-- DATA RECORDS start --

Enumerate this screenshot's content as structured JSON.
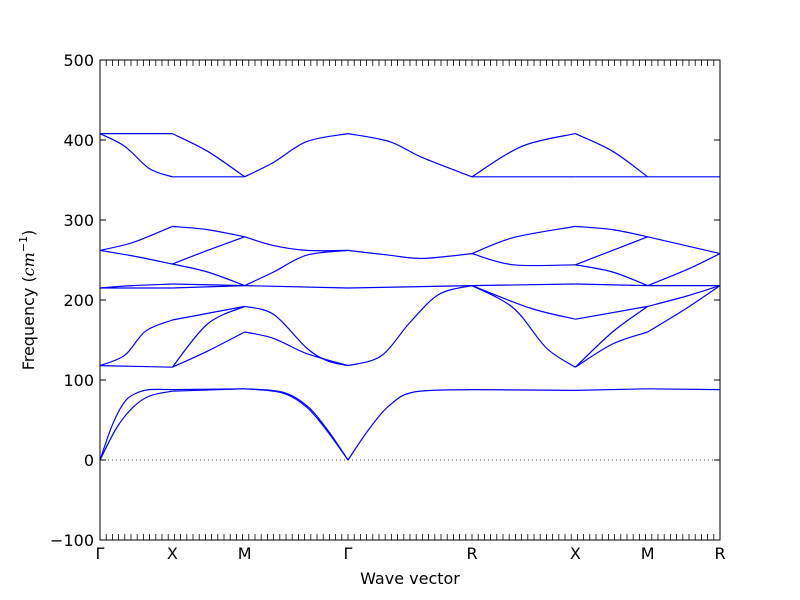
{
  "chart_data": {
    "type": "line",
    "xlabel": "Wave vector",
    "ylabel_prefix": "Frequency (",
    "ylabel_unit": "cm",
    "ylabel_exponent": "−1",
    "ylabel_suffix": ")",
    "ylim": [
      -100,
      500
    ],
    "yticks": [
      -100,
      0,
      100,
      200,
      300,
      400,
      500
    ],
    "xlim": [
      0,
      7.5
    ],
    "kpoints": [
      {
        "label": "Γ",
        "x": 0
      },
      {
        "label": "X",
        "x": 0.875
      },
      {
        "label": "M",
        "x": 1.75
      },
      {
        "label": "Γ",
        "x": 3.0
      },
      {
        "label": "R",
        "x": 4.5
      },
      {
        "label": "X",
        "x": 5.75
      },
      {
        "label": "M",
        "x": 6.625
      },
      {
        "label": "R",
        "x": 7.5
      }
    ],
    "zero_line": true,
    "line_color": "#0000ff",
    "segments": [
      {
        "from": "Γ",
        "to": "X",
        "bands": [
          [
            [
              0,
              0
            ],
            [
              0.15,
              44
            ],
            [
              0.3,
              73
            ],
            [
              0.45,
              84
            ],
            [
              0.6,
              88
            ],
            [
              0.875,
              88
            ]
          ],
          [
            [
              0,
              0
            ],
            [
              0.2,
              40
            ],
            [
              0.4,
              66
            ],
            [
              0.6,
              80
            ],
            [
              0.875,
              86
            ]
          ],
          [
            [
              0,
              118
            ],
            [
              0.875,
              116
            ]
          ],
          [
            [
              0,
              118
            ],
            [
              0.3,
              131
            ],
            [
              0.55,
              161
            ],
            [
              0.875,
              175
            ]
          ],
          [
            [
              0,
              215
            ],
            [
              0.875,
              215
            ]
          ],
          [
            [
              0,
              215
            ],
            [
              0.4,
              218
            ],
            [
              0.875,
              220
            ]
          ],
          [
            [
              0,
              262
            ],
            [
              0.4,
              255
            ],
            [
              0.875,
              245
            ]
          ],
          [
            [
              0,
              262
            ],
            [
              0.4,
              272
            ],
            [
              0.875,
              292
            ]
          ],
          [
            [
              0,
              408
            ],
            [
              0.3,
              392
            ],
            [
              0.6,
              364
            ],
            [
              0.875,
              354
            ]
          ],
          [
            [
              0,
              408
            ],
            [
              0.875,
              408
            ]
          ]
        ]
      },
      {
        "from": "X",
        "to": "M",
        "bands": [
          [
            [
              0.875,
              88
            ],
            [
              1.75,
              89
            ]
          ],
          [
            [
              0.875,
              86
            ],
            [
              1.75,
              89
            ]
          ],
          [
            [
              0.875,
              116
            ],
            [
              1.3,
              136
            ],
            [
              1.75,
              160
            ]
          ],
          [
            [
              0.875,
              116
            ],
            [
              1.3,
              170
            ],
            [
              1.75,
              192
            ]
          ],
          [
            [
              0.875,
              175
            ],
            [
              1.75,
              192
            ]
          ],
          [
            [
              0.875,
              215
            ],
            [
              1.75,
              218
            ]
          ],
          [
            [
              0.875,
              220
            ],
            [
              1.75,
              218
            ]
          ],
          [
            [
              0.875,
              245
            ],
            [
              1.3,
              235
            ],
            [
              1.75,
              218
            ]
          ],
          [
            [
              0.875,
              245
            ],
            [
              1.3,
              262
            ],
            [
              1.75,
              279
            ]
          ],
          [
            [
              0.875,
              292
            ],
            [
              1.3,
              288
            ],
            [
              1.75,
              279
            ]
          ],
          [
            [
              0.875,
              354
            ],
            [
              1.75,
              354
            ]
          ],
          [
            [
              0.875,
              408
            ],
            [
              1.3,
              386
            ],
            [
              1.75,
              354
            ]
          ]
        ]
      },
      {
        "from": "M",
        "to": "Γ",
        "bands": [
          [
            [
              1.75,
              89
            ],
            [
              2.2,
              85
            ],
            [
              2.5,
              68
            ],
            [
              2.75,
              38
            ],
            [
              3.0,
              0
            ]
          ],
          [
            [
              1.75,
              89
            ],
            [
              2.2,
              84
            ],
            [
              2.5,
              66
            ],
            [
              2.75,
              36
            ],
            [
              3.0,
              0
            ]
          ],
          [
            [
              1.75,
              160
            ],
            [
              2.1,
              152
            ],
            [
              2.5,
              133
            ],
            [
              3.0,
              118
            ]
          ],
          [
            [
              1.75,
              192
            ],
            [
              2.1,
              182
            ],
            [
              2.5,
              140
            ],
            [
              2.75,
              124
            ],
            [
              3.0,
              118
            ]
          ],
          [
            [
              1.75,
              218
            ],
            [
              3.0,
              215
            ]
          ],
          [
            [
              1.75,
              218
            ],
            [
              2.1,
              235
            ],
            [
              2.5,
              256
            ],
            [
              3.0,
              262
            ]
          ],
          [
            [
              1.75,
              279
            ],
            [
              2.1,
              268
            ],
            [
              2.5,
              262
            ],
            [
              3.0,
              262
            ]
          ],
          [
            [
              1.75,
              354
            ],
            [
              2.1,
              372
            ],
            [
              2.5,
              398
            ],
            [
              3.0,
              408
            ]
          ]
        ]
      },
      {
        "from": "Γ",
        "to": "R",
        "bands": [
          [
            [
              3.0,
              0
            ],
            [
              3.25,
              38
            ],
            [
              3.5,
              68
            ],
            [
              3.8,
              85
            ],
            [
              4.5,
              88
            ]
          ],
          [
            [
              3.0,
              118
            ],
            [
              3.4,
              130
            ],
            [
              3.75,
              172
            ],
            [
              4.1,
              207
            ],
            [
              4.5,
              218
            ]
          ],
          [
            [
              3.0,
              215
            ],
            [
              4.5,
              218
            ]
          ],
          [
            [
              3.0,
              262
            ],
            [
              3.5,
              256
            ],
            [
              3.9,
              252
            ],
            [
              4.5,
              258
            ]
          ],
          [
            [
              3.0,
              408
            ],
            [
              3.5,
              398
            ],
            [
              3.9,
              378
            ],
            [
              4.5,
              354
            ]
          ]
        ]
      },
      {
        "from": "R",
        "to": "X",
        "bands": [
          [
            [
              4.5,
              88
            ],
            [
              5.75,
              87
            ]
          ],
          [
            [
              4.5,
              218
            ],
            [
              5.0,
              190
            ],
            [
              5.4,
              140
            ],
            [
              5.75,
              116
            ]
          ],
          [
            [
              4.5,
              218
            ],
            [
              5.2,
              190
            ],
            [
              5.75,
              176
            ]
          ],
          [
            [
              4.5,
              218
            ],
            [
              5.75,
              220
            ]
          ],
          [
            [
              4.5,
              258
            ],
            [
              5.0,
              244
            ],
            [
              5.75,
              244
            ]
          ],
          [
            [
              4.5,
              258
            ],
            [
              5.0,
              278
            ],
            [
              5.75,
              292
            ]
          ],
          [
            [
              4.5,
              354
            ],
            [
              5.75,
              354
            ]
          ],
          [
            [
              4.5,
              354
            ],
            [
              5.1,
              392
            ],
            [
              5.75,
              408
            ]
          ]
        ]
      },
      {
        "from": "X",
        "to": "M",
        "bands": [
          [
            [
              5.75,
              87
            ],
            [
              6.625,
              89
            ]
          ],
          [
            [
              5.75,
              116
            ],
            [
              6.2,
              160
            ],
            [
              6.625,
              192
            ]
          ],
          [
            [
              5.75,
              116
            ],
            [
              6.2,
              145
            ],
            [
              6.625,
              160
            ]
          ],
          [
            [
              5.75,
              176
            ],
            [
              6.625,
              192
            ]
          ],
          [
            [
              5.75,
              220
            ],
            [
              6.625,
              218
            ]
          ],
          [
            [
              5.75,
              244
            ],
            [
              6.2,
              235
            ],
            [
              6.625,
              218
            ]
          ],
          [
            [
              5.75,
              244
            ],
            [
              6.2,
              262
            ],
            [
              6.625,
              279
            ]
          ],
          [
            [
              5.75,
              292
            ],
            [
              6.2,
              288
            ],
            [
              6.625,
              279
            ]
          ],
          [
            [
              5.75,
              354
            ],
            [
              6.625,
              354
            ]
          ],
          [
            [
              5.75,
              408
            ],
            [
              6.2,
              386
            ],
            [
              6.625,
              354
            ]
          ]
        ]
      },
      {
        "from": "M",
        "to": "R",
        "bands": [
          [
            [
              6.625,
              89
            ],
            [
              7.5,
              88
            ]
          ],
          [
            [
              6.625,
              160
            ],
            [
              7.1,
              190
            ],
            [
              7.5,
              218
            ]
          ],
          [
            [
              6.625,
              192
            ],
            [
              7.1,
              205
            ],
            [
              7.5,
              218
            ]
          ],
          [
            [
              6.625,
              218
            ],
            [
              7.5,
              218
            ]
          ],
          [
            [
              6.625,
              279
            ],
            [
              7.5,
              258
            ]
          ],
          [
            [
              6.625,
              218
            ],
            [
              7.1,
              238
            ],
            [
              7.5,
              258
            ]
          ],
          [
            [
              6.625,
              354
            ],
            [
              7.5,
              354
            ]
          ]
        ]
      }
    ]
  }
}
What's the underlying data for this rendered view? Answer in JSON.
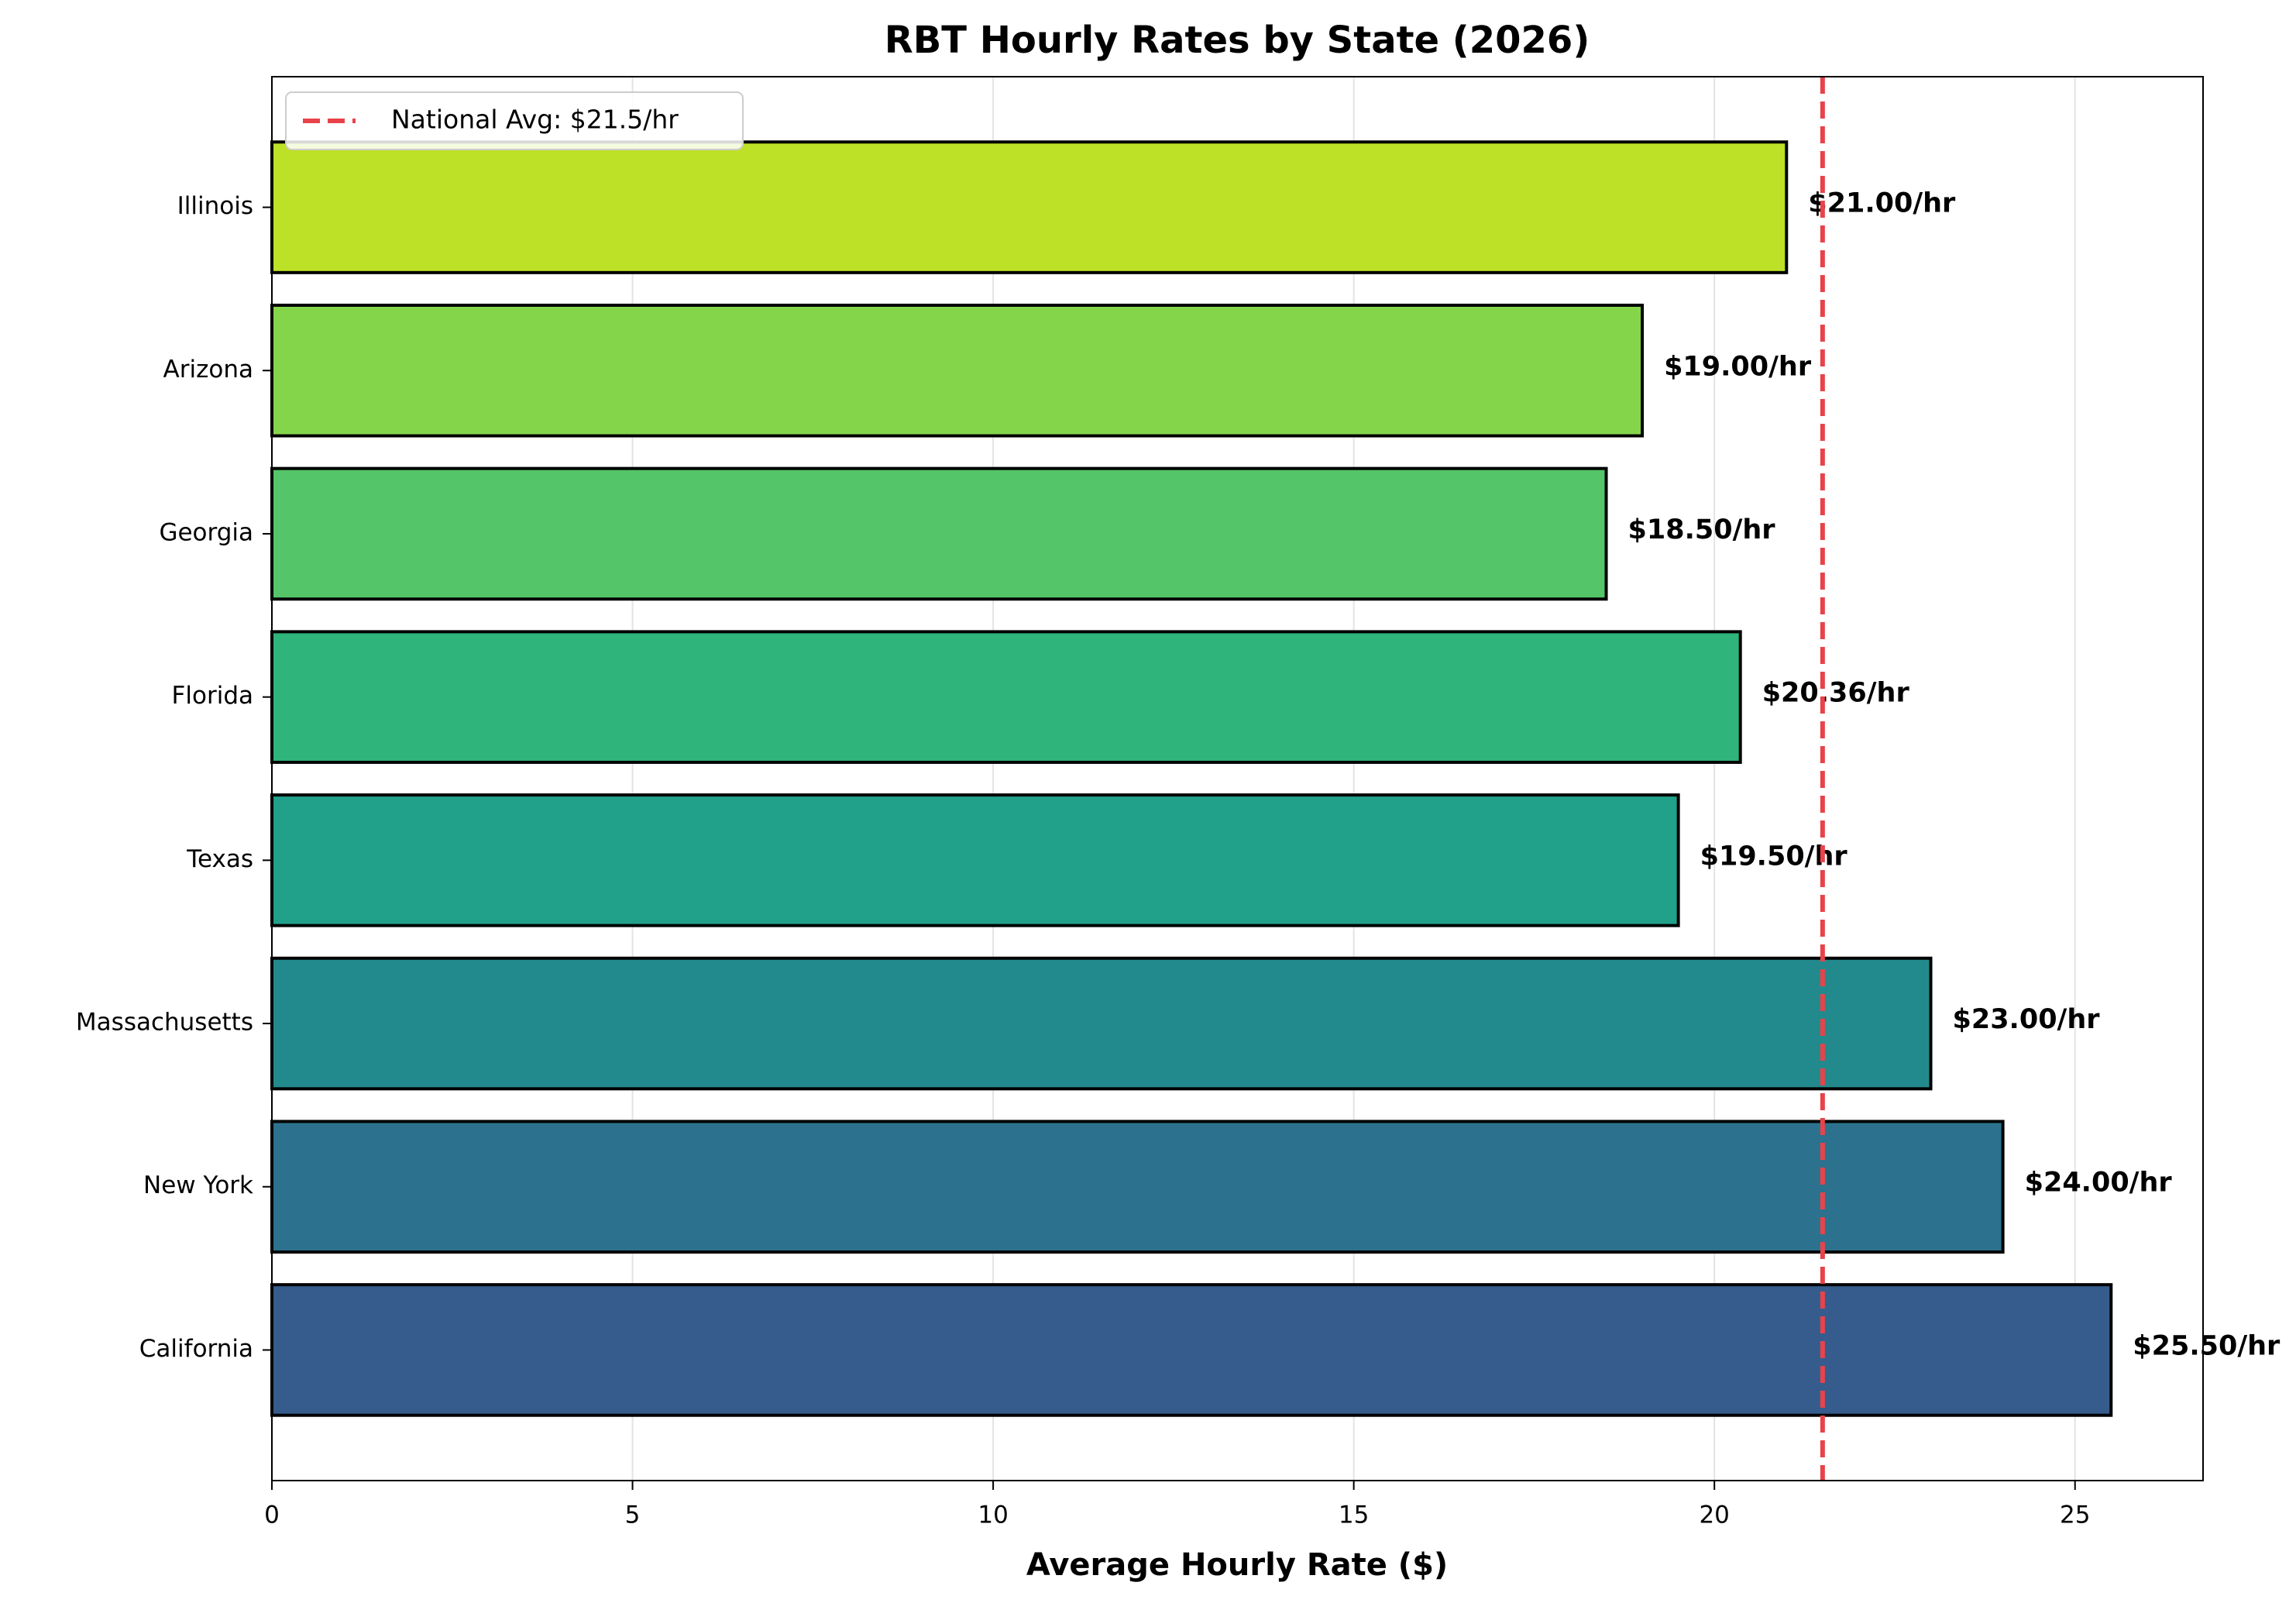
{
  "chart_data": {
    "type": "barh",
    "title": "RBT Hourly Rates by State (2026)",
    "x_label": "Average Hourly Rate ($)",
    "categories": [
      "California",
      "New York",
      "Massachusetts",
      "Texas",
      "Florida",
      "Georgia",
      "Arizona",
      "Illinois"
    ],
    "values": [
      25.5,
      24,
      23,
      19.5,
      20.36,
      18.5,
      19,
      21
    ],
    "value_labels": [
      "$25.50/hr",
      "$24.00/hr",
      "$23.00/hr",
      "$19.50/hr",
      "$20.36/hr",
      "$18.50/hr",
      "$19.00/hr",
      "$21.00/hr"
    ],
    "colors": [
      "#365c8d",
      "#2c728e",
      "#228a8d",
      "#21a08a",
      "#2fb47c",
      "#54c568",
      "#85d54a",
      "#bde126"
    ],
    "edge_color": "#000000",
    "xlim": [
      0,
      26.775
    ],
    "xticks": [
      0,
      5,
      10,
      15,
      20,
      25
    ],
    "grid": true,
    "reference_line": {
      "value": 21.5,
      "label": "National Avg: $21.5/hr",
      "color": "#e8434a"
    },
    "legend_position": "upper left"
  }
}
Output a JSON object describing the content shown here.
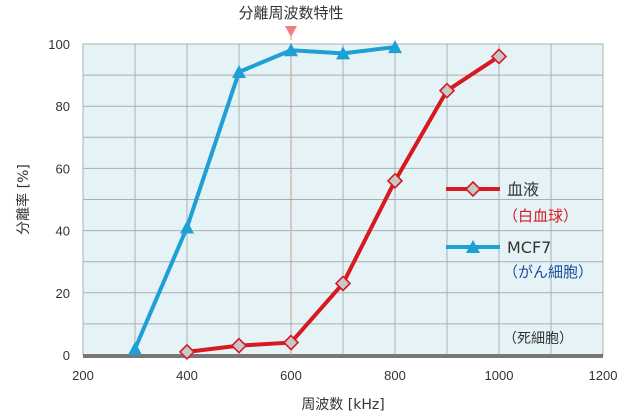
{
  "chart_data": {
    "type": "line",
    "annotation": "分離周波数特性",
    "annotation_x": 600,
    "xlabel": "周波数 [kHz]",
    "ylabel": "分離率 [%]",
    "xlim": [
      200,
      1200
    ],
    "ylim": [
      0,
      100
    ],
    "xticks": [
      200,
      400,
      600,
      800,
      1000,
      1200
    ],
    "yticks": [
      0,
      20,
      40,
      60,
      80,
      100
    ],
    "grid": true,
    "legend_position": "right",
    "note": "（死細胞）",
    "colors": {
      "plot_bg": "#e6f3f6",
      "grid": "#a7b0b3",
      "blue_series": "#1e9fd6",
      "red_series": "#d71920",
      "red_marker_fill": "#c7c7c7",
      "red_marker_edge": "#d71920",
      "sub_red": "#d71920",
      "sub_blue": "#1a4f9c",
      "annotation_marker": "#f08080"
    },
    "series": [
      {
        "name": "MCF7",
        "sub": "（がん細胞）",
        "color": "#1e9fd6",
        "marker": "triangle",
        "x": [
          300,
          400,
          500,
          600,
          700,
          800
        ],
        "y": [
          2,
          41,
          91,
          98,
          97,
          99
        ]
      },
      {
        "name": "血液",
        "sub": "（白血球）",
        "color": "#d71920",
        "marker": "diamond",
        "x": [
          400,
          500,
          600,
          700,
          800,
          900,
          1000
        ],
        "y": [
          1,
          3,
          4,
          23,
          56,
          85,
          96
        ]
      }
    ]
  }
}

-- DATA RECORDS end --

**EXERCISE REQUIREMENTS:** Show every line from the listing above in which the string "this" appears.

**CORRECT RESPONSE:**
Enumerate this screenshot's content as structured JSON.
What's the underlying data for this rendered view? Answer in JSON.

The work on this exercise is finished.